- **Work to complete**
Select, from the data, each line where "effectiveness" occurs.
(Extracted information)
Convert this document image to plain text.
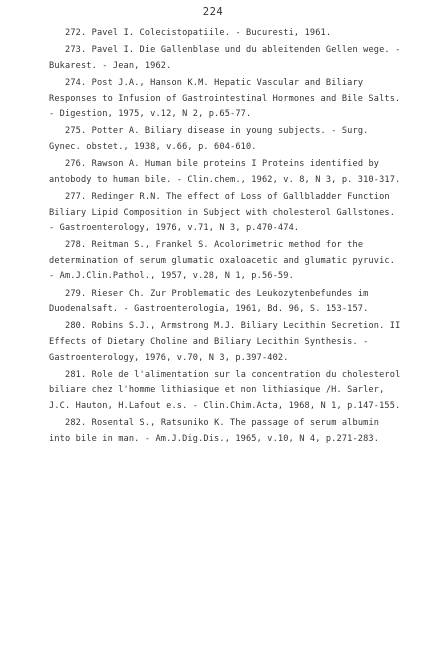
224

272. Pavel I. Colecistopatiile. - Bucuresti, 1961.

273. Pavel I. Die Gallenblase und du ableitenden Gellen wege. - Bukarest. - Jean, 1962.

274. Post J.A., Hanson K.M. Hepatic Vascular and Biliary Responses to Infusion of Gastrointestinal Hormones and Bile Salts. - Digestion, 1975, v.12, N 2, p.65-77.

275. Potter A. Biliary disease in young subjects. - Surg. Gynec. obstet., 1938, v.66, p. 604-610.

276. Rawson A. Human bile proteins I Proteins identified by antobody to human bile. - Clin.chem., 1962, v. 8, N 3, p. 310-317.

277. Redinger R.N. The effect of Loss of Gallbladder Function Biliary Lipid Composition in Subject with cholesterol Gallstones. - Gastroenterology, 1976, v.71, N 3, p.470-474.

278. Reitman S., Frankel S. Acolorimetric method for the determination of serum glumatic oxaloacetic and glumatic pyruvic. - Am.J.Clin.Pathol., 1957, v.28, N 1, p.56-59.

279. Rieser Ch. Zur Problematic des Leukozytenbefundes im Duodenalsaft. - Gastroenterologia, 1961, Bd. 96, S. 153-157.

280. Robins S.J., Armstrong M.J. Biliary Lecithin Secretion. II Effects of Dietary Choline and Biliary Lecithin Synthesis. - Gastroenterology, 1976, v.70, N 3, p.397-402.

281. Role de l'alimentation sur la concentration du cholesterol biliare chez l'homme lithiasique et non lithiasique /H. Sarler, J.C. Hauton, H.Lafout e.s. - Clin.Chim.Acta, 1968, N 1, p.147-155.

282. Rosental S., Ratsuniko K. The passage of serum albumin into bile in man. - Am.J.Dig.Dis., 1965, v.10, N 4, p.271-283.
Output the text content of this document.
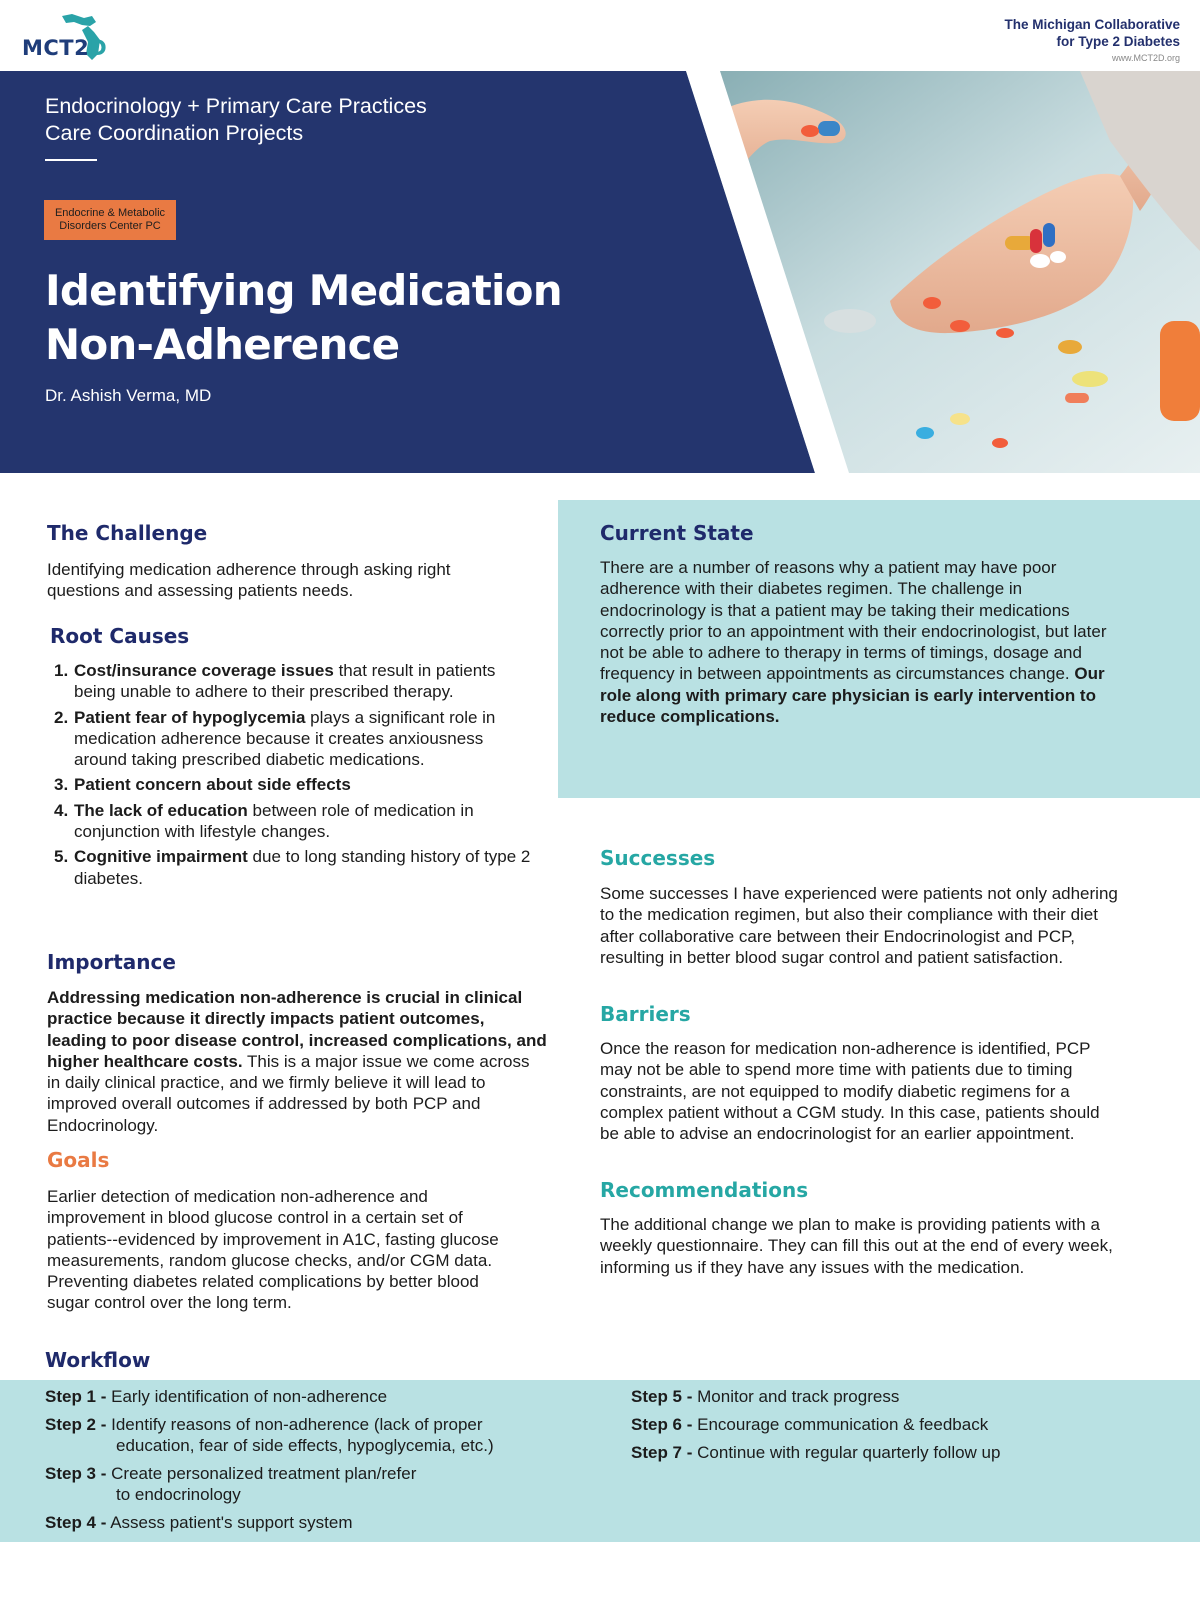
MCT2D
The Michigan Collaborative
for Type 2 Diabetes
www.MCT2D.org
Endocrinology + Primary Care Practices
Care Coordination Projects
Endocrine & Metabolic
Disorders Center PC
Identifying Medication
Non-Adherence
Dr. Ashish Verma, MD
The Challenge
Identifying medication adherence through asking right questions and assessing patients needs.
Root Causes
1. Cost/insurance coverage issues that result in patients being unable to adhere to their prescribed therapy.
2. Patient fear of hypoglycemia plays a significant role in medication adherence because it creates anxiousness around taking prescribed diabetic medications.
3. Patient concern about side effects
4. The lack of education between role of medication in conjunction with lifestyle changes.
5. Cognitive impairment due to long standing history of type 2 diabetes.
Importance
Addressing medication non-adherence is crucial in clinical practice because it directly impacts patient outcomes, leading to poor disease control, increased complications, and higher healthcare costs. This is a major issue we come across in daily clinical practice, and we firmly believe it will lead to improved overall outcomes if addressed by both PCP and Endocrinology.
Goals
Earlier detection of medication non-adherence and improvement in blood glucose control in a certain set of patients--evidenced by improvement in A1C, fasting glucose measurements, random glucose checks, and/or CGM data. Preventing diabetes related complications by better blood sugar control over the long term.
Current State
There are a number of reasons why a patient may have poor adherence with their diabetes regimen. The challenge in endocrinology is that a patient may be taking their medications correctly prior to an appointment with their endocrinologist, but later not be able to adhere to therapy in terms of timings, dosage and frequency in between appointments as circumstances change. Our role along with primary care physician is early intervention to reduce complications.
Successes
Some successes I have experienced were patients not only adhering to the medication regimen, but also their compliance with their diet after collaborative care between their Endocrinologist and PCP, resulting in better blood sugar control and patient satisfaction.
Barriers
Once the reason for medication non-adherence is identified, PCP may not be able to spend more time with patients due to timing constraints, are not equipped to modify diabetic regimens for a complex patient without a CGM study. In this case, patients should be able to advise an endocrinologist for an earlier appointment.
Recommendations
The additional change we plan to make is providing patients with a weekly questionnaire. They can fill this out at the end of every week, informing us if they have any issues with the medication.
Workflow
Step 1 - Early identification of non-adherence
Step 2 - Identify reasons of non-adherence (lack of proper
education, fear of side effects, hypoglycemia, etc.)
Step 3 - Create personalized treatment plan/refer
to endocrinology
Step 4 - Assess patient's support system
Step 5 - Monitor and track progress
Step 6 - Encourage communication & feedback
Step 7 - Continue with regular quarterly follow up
(End Extracted information)
(Extracted information)
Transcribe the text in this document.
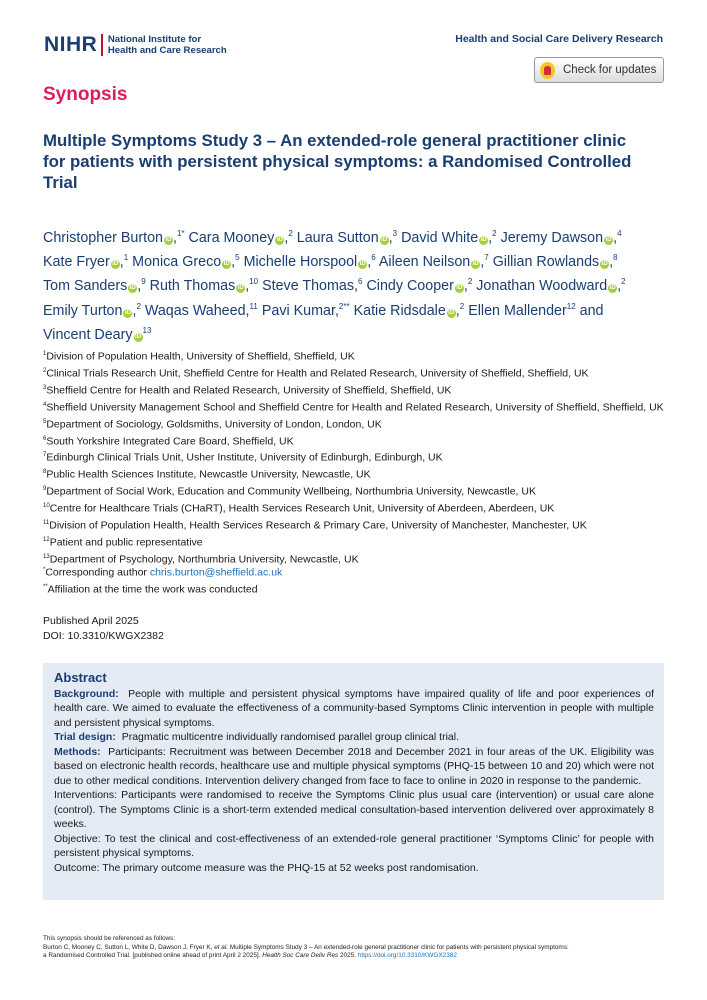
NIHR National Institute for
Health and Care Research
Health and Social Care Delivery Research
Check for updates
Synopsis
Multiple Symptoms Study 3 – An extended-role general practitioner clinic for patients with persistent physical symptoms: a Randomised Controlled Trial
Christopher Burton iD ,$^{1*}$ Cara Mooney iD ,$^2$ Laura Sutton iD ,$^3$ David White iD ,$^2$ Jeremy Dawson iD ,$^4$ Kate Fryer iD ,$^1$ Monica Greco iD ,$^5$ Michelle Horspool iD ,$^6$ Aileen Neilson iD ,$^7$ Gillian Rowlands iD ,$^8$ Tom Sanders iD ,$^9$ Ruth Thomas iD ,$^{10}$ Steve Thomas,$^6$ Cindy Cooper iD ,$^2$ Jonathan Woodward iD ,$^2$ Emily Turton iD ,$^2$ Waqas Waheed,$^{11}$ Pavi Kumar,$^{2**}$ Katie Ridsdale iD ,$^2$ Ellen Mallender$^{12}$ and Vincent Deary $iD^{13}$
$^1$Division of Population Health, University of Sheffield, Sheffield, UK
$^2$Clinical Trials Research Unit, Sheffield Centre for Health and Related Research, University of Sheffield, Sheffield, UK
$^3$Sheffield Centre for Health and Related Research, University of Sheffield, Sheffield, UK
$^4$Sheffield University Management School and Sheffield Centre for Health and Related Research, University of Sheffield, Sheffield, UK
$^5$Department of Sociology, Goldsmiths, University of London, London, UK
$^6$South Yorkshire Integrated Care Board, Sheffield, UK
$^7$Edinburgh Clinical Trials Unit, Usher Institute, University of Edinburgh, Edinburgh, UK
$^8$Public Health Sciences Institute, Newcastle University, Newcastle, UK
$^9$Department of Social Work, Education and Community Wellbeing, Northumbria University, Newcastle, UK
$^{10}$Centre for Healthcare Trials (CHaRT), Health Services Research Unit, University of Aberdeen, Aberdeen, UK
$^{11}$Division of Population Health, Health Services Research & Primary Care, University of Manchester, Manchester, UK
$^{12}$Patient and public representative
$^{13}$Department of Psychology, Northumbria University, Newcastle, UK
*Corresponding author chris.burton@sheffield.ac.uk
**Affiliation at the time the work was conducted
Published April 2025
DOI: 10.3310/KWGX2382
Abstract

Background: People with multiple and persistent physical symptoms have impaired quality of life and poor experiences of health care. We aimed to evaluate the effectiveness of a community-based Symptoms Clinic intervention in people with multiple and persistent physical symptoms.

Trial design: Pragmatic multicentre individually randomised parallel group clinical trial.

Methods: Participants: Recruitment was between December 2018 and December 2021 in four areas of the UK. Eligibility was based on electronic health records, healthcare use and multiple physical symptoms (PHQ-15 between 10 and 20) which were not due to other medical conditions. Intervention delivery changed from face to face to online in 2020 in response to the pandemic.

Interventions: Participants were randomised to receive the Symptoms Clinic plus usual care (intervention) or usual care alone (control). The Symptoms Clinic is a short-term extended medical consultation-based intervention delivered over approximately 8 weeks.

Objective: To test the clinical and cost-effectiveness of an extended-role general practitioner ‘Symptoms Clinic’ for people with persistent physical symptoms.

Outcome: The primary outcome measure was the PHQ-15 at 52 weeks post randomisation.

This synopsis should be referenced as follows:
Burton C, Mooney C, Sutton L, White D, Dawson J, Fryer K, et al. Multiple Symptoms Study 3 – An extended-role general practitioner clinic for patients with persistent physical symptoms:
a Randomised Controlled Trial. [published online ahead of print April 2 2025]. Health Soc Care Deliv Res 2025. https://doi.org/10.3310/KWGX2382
(End Extracted information)
- **Finished task**
Background: People with multiple and persistent physical symptoms have impaired quality of life and poor experiences of health care. We aimed to evaluate the effectiveness of a community-based Symptoms Clinic intervention in people with multiple and persistent physical symptoms.
Objective: To test the clinical and cost-effectiveness of an extended-role general practitioner ‘Symptoms Clinic’ for people with persistent physical symptoms.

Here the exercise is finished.